(Dataset records)
>> begin
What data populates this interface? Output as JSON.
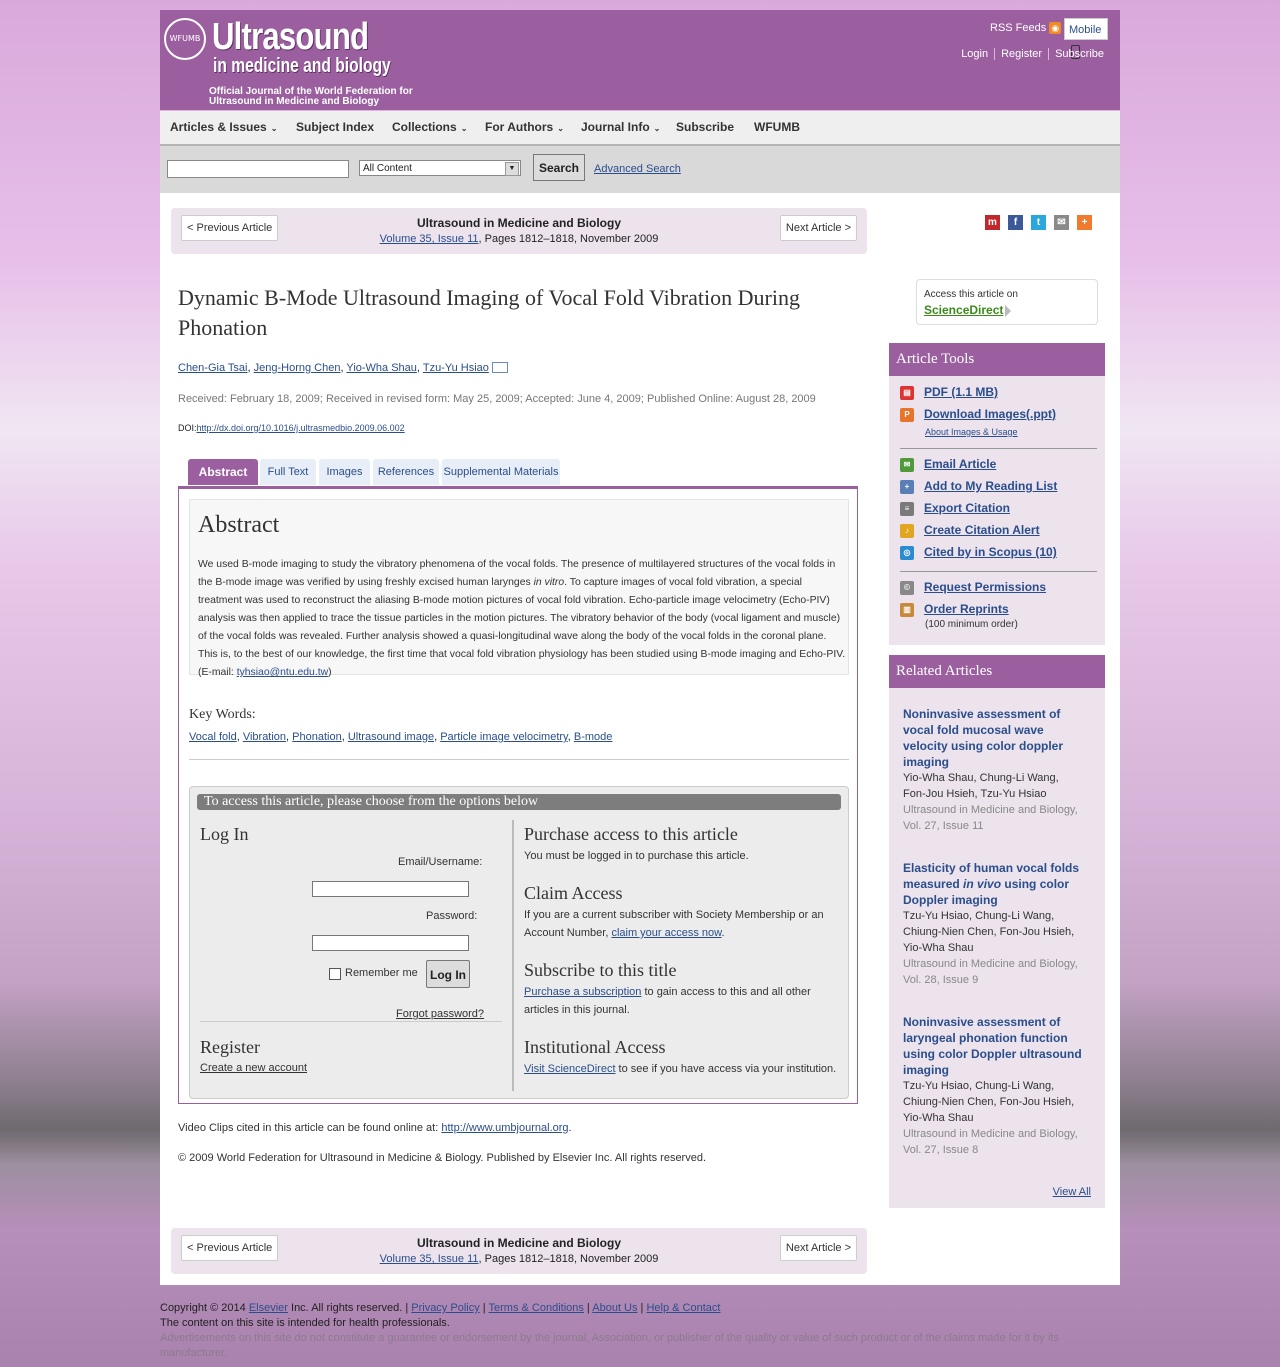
{
  "header": {
    "logo_seal": "WFUMB",
    "logo_title": "Ultrasound",
    "logo_subtitle": "in medicine and biology",
    "logo_desc": "Official Journal of the World Federation for Ultrasound in Medicine and Biology",
    "rss": "RSS Feeds",
    "mobile": "Mobile",
    "login": "Login",
    "register": "Register",
    "subscribe": "Subscribe"
  },
  "nav": {
    "items": [
      "Articles & Issues",
      "Subject Index",
      "Collections",
      "For Authors",
      "Journal Info",
      "Subscribe",
      "WFUMB"
    ]
  },
  "search": {
    "select_value": "All Content",
    "button": "Search",
    "advanced": "Advanced Search"
  },
  "article_nav": {
    "prev": "< Previous Article",
    "next": "Next Article >",
    "journal": "Ultrasound in Medicine and Biology",
    "volume_link": "Volume 35, Issue 11",
    "pages": ", Pages 1812–1818, November 2009"
  },
  "article": {
    "title": "Dynamic B-Mode Ultrasound Imaging of Vocal Fold Vibration During Phonation",
    "authors": [
      "Chen-Gia Tsai",
      "Jeng-Horng Chen",
      "Yio-Wha Shau",
      "Tzu-Yu Hsiao"
    ],
    "dates": "Received: February 18, 2009; Received in revised form: May 25, 2009; Accepted: June 4, 2009; Published Online: August 28, 2009",
    "doi_label": "DOI:",
    "doi": "http://dx.doi.org/10.1016/j.ultrasmedbio.2009.06.002"
  },
  "tabs": [
    "Abstract",
    "Full Text",
    "Images",
    "References",
    "Supplemental Materials"
  ],
  "abstract": {
    "heading": "Abstract",
    "text_1": "We used B-mode imaging to study the vibratory phenomena of the vocal folds. The presence of multilayered structures of the vocal folds in the B-mode image was verified by using freshly excised human larynges ",
    "text_italic": "in vitro",
    "text_2": ". To capture images of vocal fold vibration, a special treatment was used to reconstruct the aliasing B-mode motion pictures of vocal fold vibration. Echo-particle image velocimetry (Echo-PIV) analysis was then applied to trace the tissue particles in the motion pictures. The vibratory behavior of the body (vocal ligament and muscle) of the vocal folds was revealed. Further analysis showed a quasi-longitudinal wave along the body of the vocal folds in the coronal plane. This is, to the best of our knowledge, the first time that vocal fold vibration physiology has been studied using B-mode imaging and Echo-PIV. (E-mail: ",
    "email": "tyhsiao@ntu.edu.tw",
    "text_3": ")"
  },
  "keywords": {
    "heading": "Key Words:",
    "items": [
      "Vocal fold",
      "Vibration",
      "Phonation",
      "Ultrasound image",
      "Particle image velocimetry",
      "B-mode"
    ]
  },
  "access": {
    "bar": "To access this article, please choose from the options below",
    "login_heading": "Log In",
    "email_label": "Email/Username:",
    "password_label": "Password:",
    "remember": "Remember me",
    "login_button": "Log In",
    "forgot": "Forgot password?",
    "register_heading": "Register",
    "create_account": "Create a new account",
    "purchase_heading": "Purchase access to this article",
    "purchase_text": "You must be logged in to purchase this article.",
    "claim_heading": "Claim Access",
    "claim_text": "If you are a current subscriber with Society Membership or an Account Number, ",
    "claim_link": "claim your access now",
    "claim_end": ".",
    "subscribe_heading": "Subscribe to this title",
    "subscribe_link": "Purchase a subscription",
    "subscribe_text": " to gain access to this and all other articles in this journal.",
    "inst_heading": "Institutional Access",
    "inst_link": "Visit ScienceDirect",
    "inst_text": " to see if you have access via your institution."
  },
  "bottom": {
    "video_text": "Video Clips cited in this article can be found online at: ",
    "video_link": "http://www.umbjournal.org",
    "video_end": ".",
    "copyright": "© 2009 World Federation for Ultrasound in Medicine & Biology. Published by Elsevier Inc. All rights reserved."
  },
  "sidebar": {
    "sd_line1": "Access this article on",
    "sd_line2": "ScienceDirect",
    "tools_heading": "Article Tools",
    "tools": [
      "PDF (1.1 MB)",
      "Download Images(.ppt)",
      "Email Article",
      "Add to My Reading List",
      "Export Citation",
      "Create Citation Alert",
      "Cited by in Scopus (10)",
      "Request Permissions",
      "Order Reprints"
    ],
    "about_images": "About Images & Usage",
    "reprints_note": "(100 minimum order)",
    "related_heading": "Related Articles",
    "related": [
      {
        "title": "Noninvasive assessment of vocal fold mucosal wave velocity using color doppler imaging",
        "authors": "Yio-Wha Shau, Chung-Li Wang, Fon-Jou Hsieh, Tzu-Yu Hsiao",
        "journal": "Ultrasound in Medicine and Biology, Vol. 27, Issue 11"
      },
      {
        "title_1": "Elasticity of human vocal folds measured ",
        "title_italic": "in vivo",
        "title_2": " using color Doppler imaging",
        "authors": "Tzu-Yu Hsiao, Chung-Li Wang, Chiung-Nien Chen, Fon-Jou Hsieh, Yio-Wha Shau",
        "journal": "Ultrasound in Medicine and Biology, Vol. 28, Issue 9"
      },
      {
        "title": "Noninvasive assessment of laryngeal phonation function using color Doppler ultrasound imaging",
        "authors": "Tzu-Yu Hsiao, Chung-Li Wang, Chiung-Nien Chen, Fon-Jou Hsieh, Yio-Wha Shau",
        "journal": "Ultrasound in Medicine and Biology, Vol. 27, Issue 8"
      }
    ],
    "view_all": "View All"
  },
  "footer": {
    "copyright_prefix": "Copyright © 2014 ",
    "elsevier": "Elsevier",
    "copyright_suffix": " Inc. All rights reserved. | ",
    "privacy": "Privacy Policy",
    "terms": "Terms & Conditions",
    "about": "About Us",
    "help": "Help & Contact",
    "sep": " | ",
    "line2": "The content on this site is intended for health professionals.",
    "line3": "Advertisements on this site do not constitute a guarantee or endorsement by the journal, Association, or publisher of the quality or value of such product or of the claims made for it by its manufacturer."
  }
}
>> end
Given instruction: Every line above should be returned exactly; the pictures stay out.

Task response:
What data populates this interface? Output as JSON.
{
  "header": {
    "logo_seal": "WFUMB",
    "logo_title": "Ultrasound",
    "logo_subtitle": "in medicine and biology",
    "logo_desc": "Official Journal of the World Federation for Ultrasound in Medicine and Biology",
    "rss": "RSS Feeds",
    "mobile": "Mobile",
    "login": "Login",
    "register": "Register",
    "subscribe": "Subscribe"
  },
  "nav": {
    "items": [
      "Articles & Issues",
      "Subject Index",
      "Collections",
      "For Authors",
      "Journal Info",
      "Subscribe",
      "WFUMB"
    ]
  },
  "search": {
    "select_value": "All Content",
    "button": "Search",
    "advanced": "Advanced Search"
  },
  "article_nav": {
    "prev": "< Previous Article",
    "next": "Next Article >",
    "journal": "Ultrasound in Medicine and Biology",
    "volume_link": "Volume 35, Issue 11",
    "pages": ", Pages 1812–1818, November 2009"
  },
  "article": {
    "title": "Dynamic B-Mode Ultrasound Imaging of Vocal Fold Vibration During Phonation",
    "authors": [
      "Chen-Gia Tsai",
      "Jeng-Horng Chen",
      "Yio-Wha Shau",
      "Tzu-Yu Hsiao"
    ],
    "dates": "Received: February 18, 2009; Received in revised form: May 25, 2009; Accepted: June 4, 2009; Published Online: August 28, 2009",
    "doi_label": "DOI:",
    "doi": "http://dx.doi.org/10.1016/j.ultrasmedbio.2009.06.002"
  },
  "tabs": [
    "Abstract",
    "Full Text",
    "Images",
    "References",
    "Supplemental Materials"
  ],
  "abstract": {
    "heading": "Abstract",
    "text_1": "We used B-mode imaging to study the vibratory phenomena of the vocal folds. The presence of multilayered structures of the vocal folds in the B-mode image was verified by using freshly excised human larynges ",
    "text_italic": "in vitro",
    "text_2": ". To capture images of vocal fold vibration, a special treatment was used to reconstruct the aliasing B-mode motion pictures of vocal fold vibration. Echo-particle image velocimetry (Echo-PIV) analysis was then applied to trace the tissue particles in the motion pictures. The vibratory behavior of the body (vocal ligament and muscle) of the vocal folds was revealed. Further analysis showed a quasi-longitudinal wave along the body of the vocal folds in the coronal plane. This is, to the best of our knowledge, the first time that vocal fold vibration physiology has been studied using B-mode imaging and Echo-PIV. (E-mail: ",
    "email": "tyhsiao@ntu.edu.tw",
    "text_3": ")"
  },
  "keywords": {
    "heading": "Key Words:",
    "items": [
      "Vocal fold",
      "Vibration",
      "Phonation",
      "Ultrasound image",
      "Particle image velocimetry",
      "B-mode"
    ]
  },
  "access": {
    "bar": "To access this article, please choose from the options below",
    "login_heading": "Log In",
    "email_label": "Email/Username:",
    "password_label": "Password:",
    "remember": "Remember me",
    "login_button": "Log In",
    "forgot": "Forgot password?",
    "register_heading": "Register",
    "create_account": "Create a new account",
    "purchase_heading": "Purchase access to this article",
    "purchase_text": "You must be logged in to purchase this article.",
    "claim_heading": "Claim Access",
    "claim_text": "If you are a current subscriber with Society Membership or an Account Number, ",
    "claim_link": "claim your access now",
    "claim_end": ".",
    "subscribe_heading": "Subscribe to this title",
    "subscribe_link": "Purchase a subscription",
    "subscribe_text": " to gain access to this and all other articles in this journal.",
    "inst_heading": "Institutional Access",
    "inst_link": "Visit ScienceDirect",
    "inst_text": " to see if you have access via your institution."
  },
  "bottom": {
    "video_text": "Video Clips cited in this article can be found online at: ",
    "video_link": "http://www.umbjournal.org",
    "video_end": ".",
    "copyright": "© 2009 World Federation for Ultrasound in Medicine & Biology. Published by Elsevier Inc. All rights reserved."
  },
  "sidebar": {
    "sd_line1": "Access this article on",
    "sd_line2": "ScienceDirect",
    "tools_heading": "Article Tools",
    "tools": [
      "PDF (1.1 MB)",
      "Download Images(.ppt)",
      "Email Article",
      "Add to My Reading List",
      "Export Citation",
      "Create Citation Alert",
      "Cited by in Scopus (10)",
      "Request Permissions",
      "Order Reprints"
    ],
    "about_images": "About Images & Usage",
    "reprints_note": "(100 minimum order)",
    "related_heading": "Related Articles",
    "related": [
      {
        "title": "Noninvasive assessment of vocal fold mucosal wave velocity using color doppler imaging",
        "authors": "Yio-Wha Shau, Chung-Li Wang, Fon-Jou Hsieh, Tzu-Yu Hsiao",
        "journal": "Ultrasound in Medicine and Biology, Vol. 27, Issue 11"
      },
      {
        "title_1": "Elasticity of human vocal folds measured ",
        "title_italic": "in vivo",
        "title_2": " using color Doppler imaging",
        "authors": "Tzu-Yu Hsiao, Chung-Li Wang, Chiung-Nien Chen, Fon-Jou Hsieh, Yio-Wha Shau",
        "journal": "Ultrasound in Medicine and Biology, Vol. 28, Issue 9"
      },
      {
        "title": "Noninvasive assessment of laryngeal phonation function using color Doppler ultrasound imaging",
        "authors": "Tzu-Yu Hsiao, Chung-Li Wang, Chiung-Nien Chen, Fon-Jou Hsieh, Yio-Wha Shau",
        "journal": "Ultrasound in Medicine and Biology, Vol. 27, Issue 8"
      }
    ],
    "view_all": "View All"
  },
  "footer": {
    "copyright_prefix": "Copyright © 2014 ",
    "elsevier": "Elsevier",
    "copyright_suffix": " Inc. All rights reserved. | ",
    "privacy": "Privacy Policy",
    "terms": "Terms & Conditions",
    "about": "About Us",
    "help": "Help & Contact",
    "sep": " | ",
    "line2": "The content on this site is intended for health professionals.",
    "line3": "Advertisements on this site do not constitute a guarantee or endorsement by the journal, Association, or publisher of the quality or value of such product or of the claims made for it by its manufacturer."
  }
}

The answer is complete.